Data items:
****

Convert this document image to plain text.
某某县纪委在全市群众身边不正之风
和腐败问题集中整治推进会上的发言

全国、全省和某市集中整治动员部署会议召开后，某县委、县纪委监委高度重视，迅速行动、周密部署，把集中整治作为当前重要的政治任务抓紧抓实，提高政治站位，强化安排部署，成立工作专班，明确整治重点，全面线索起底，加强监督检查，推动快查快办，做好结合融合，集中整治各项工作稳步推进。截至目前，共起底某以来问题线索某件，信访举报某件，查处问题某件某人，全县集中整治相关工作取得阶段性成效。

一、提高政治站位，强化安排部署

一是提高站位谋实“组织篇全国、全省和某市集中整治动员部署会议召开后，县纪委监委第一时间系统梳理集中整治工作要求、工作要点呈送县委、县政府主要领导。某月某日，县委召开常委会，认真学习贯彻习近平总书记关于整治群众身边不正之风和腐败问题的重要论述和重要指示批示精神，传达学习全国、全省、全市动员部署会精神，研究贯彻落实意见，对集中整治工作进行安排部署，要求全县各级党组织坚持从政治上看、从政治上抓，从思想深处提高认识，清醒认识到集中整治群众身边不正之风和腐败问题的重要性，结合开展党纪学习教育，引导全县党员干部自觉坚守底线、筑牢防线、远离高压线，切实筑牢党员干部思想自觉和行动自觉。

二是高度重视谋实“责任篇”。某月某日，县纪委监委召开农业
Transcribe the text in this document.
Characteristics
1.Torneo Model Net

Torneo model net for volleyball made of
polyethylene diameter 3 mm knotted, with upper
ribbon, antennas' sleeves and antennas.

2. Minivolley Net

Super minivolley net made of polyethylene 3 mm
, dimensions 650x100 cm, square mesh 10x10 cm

****

Extract all of the data exactly as written.

_Answer to the exercise:_
Convert this document image to plain text.
某某县纪委在全市群众身边不正之风
和腐败问题集中整治推进会上的发言

全国、全省和某市集中整治动员部署会议召开后，某县委、县纪委监委高度重视，迅速行动、周密部署，把集中整治作为当前重要的政治任务抓紧抓实，提高政治站位，强化安排部署，成立工作专班，明确整治重点，全面线索起底，加强监督检查，推动快查快办，做好结合融合，集中整治各项工作稳步推进。截至目前，共起底某以来问题线索某件，信访举报某件，查处问题某件某人，全县集中整治相关工作取得阶段性成效。

一、提高政治站位，强化安排部署

一是提高站位谋实“组织篇全国、全省和某市集中整治动员部署会议召开后，县纪委监委第一时间系统梳理集中整治工作要求、工作要点呈送县委、县政府主要领导。某月某日，县委召开常委会，认真学习贯彻习近平总书记关于整治群众身边不正之风和腐败问题的重要论述和重要指示批示精神，传达学习全国、全省、全市动员部署会精神，研究贯彻落实意见，对集中整治工作进行安排部署，要求全县各级党组织坚持从政治上看、从政治上抓，从思想深处提高认识，清醒认识到集中整治群众身边不正之风和腐败问题的重要性，结合开展党纪学习教育，引导全县党员干部自觉坚守底线、筑牢防线、远离高压线，切实筑牢党员干部思想自觉和行动自觉。

二是高度重视谋实“责任篇”。某月某日，县纪委监委召开农业
Transcribe the text in this document.
Characteristics
1.Torneo Model Net

Torneo model net for volleyball made of
polyethylene diameter 3 mm knotted, with upper
ribbon, antennas' sleeves and antennas.

2. Minivolley Net

Super minivolley net made of polyethylene 3 mm
, dimensions 650x100 cm, square mesh 10x10 cm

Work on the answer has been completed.